What to produce: Locate every line in the material below that contains the string "legend", treating uppercase and lowercase as different, and copy each of those lines.

Records to use:
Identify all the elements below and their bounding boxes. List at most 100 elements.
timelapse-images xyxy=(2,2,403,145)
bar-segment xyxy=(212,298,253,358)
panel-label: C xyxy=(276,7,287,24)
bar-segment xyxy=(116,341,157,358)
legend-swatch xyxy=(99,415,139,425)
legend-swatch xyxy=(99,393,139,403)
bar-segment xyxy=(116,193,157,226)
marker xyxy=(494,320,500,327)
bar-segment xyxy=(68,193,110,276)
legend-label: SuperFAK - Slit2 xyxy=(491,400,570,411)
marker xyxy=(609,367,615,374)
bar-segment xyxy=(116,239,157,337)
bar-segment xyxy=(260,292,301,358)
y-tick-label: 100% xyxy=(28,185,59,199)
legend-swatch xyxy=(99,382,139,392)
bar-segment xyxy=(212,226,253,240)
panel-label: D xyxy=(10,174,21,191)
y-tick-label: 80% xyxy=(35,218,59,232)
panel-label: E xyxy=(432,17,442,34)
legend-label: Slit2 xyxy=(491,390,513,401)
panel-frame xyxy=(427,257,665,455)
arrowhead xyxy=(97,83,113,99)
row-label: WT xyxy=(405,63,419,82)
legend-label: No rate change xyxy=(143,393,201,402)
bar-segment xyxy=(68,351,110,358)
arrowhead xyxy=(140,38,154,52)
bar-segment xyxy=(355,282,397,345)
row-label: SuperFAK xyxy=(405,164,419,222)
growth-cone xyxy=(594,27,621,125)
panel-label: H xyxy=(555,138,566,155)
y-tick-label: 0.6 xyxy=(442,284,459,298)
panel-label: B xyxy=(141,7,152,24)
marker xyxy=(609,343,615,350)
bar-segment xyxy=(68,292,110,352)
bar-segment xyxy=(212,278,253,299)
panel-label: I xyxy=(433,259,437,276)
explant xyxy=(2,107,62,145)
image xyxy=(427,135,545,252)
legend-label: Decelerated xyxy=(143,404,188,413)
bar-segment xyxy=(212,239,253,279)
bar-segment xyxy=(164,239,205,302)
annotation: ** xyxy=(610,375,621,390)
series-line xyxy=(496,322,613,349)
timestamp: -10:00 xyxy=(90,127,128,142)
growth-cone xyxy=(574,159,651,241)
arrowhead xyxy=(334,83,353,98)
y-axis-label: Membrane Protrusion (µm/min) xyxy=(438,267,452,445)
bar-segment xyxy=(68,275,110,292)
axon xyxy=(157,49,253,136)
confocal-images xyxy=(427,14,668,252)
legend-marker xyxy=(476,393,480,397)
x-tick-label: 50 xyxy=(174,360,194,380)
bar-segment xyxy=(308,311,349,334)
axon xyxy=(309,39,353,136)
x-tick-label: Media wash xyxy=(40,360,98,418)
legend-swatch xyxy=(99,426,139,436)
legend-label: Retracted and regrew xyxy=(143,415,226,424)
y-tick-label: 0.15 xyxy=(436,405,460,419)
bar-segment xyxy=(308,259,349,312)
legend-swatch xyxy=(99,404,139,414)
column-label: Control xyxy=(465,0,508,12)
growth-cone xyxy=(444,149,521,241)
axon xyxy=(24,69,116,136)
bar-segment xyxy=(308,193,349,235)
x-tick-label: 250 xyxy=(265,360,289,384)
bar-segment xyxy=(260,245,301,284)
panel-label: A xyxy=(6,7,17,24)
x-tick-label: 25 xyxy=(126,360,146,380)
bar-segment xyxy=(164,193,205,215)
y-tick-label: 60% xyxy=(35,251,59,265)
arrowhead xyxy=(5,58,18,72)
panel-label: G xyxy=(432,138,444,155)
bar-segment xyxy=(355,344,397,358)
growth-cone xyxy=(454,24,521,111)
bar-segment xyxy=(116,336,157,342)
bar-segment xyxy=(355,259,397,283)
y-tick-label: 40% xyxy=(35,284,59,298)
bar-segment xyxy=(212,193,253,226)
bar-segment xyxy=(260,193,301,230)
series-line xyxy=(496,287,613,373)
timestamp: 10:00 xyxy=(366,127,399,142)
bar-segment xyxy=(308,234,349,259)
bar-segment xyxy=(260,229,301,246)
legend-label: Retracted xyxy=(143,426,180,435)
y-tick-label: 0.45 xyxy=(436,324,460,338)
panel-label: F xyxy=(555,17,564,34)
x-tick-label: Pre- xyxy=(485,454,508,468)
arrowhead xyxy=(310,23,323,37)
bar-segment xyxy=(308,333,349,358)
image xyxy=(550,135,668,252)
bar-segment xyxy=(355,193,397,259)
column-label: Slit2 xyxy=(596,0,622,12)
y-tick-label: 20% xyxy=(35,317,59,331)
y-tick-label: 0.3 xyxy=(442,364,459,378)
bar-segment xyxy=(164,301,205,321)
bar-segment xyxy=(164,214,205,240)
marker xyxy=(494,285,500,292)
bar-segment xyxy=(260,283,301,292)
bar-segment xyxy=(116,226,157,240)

Solution to the exercise:
legend-swatch xyxy=(99,415,139,425)
legend-swatch xyxy=(99,393,139,403)
legend-label: SuperFAK - Slit2 xyxy=(491,400,570,411)
legend-swatch xyxy=(99,382,139,392)
legend-label: Slit2 xyxy=(491,390,513,401)
legend-label: No rate change xyxy=(143,393,201,402)
legend-label: Decelerated xyxy=(143,404,188,413)
legend-marker xyxy=(476,393,480,397)
legend-swatch xyxy=(99,426,139,436)
legend-label: Retracted and regrew xyxy=(143,415,226,424)
legend-swatch xyxy=(99,404,139,414)
legend-label: Retracted xyxy=(143,426,180,435)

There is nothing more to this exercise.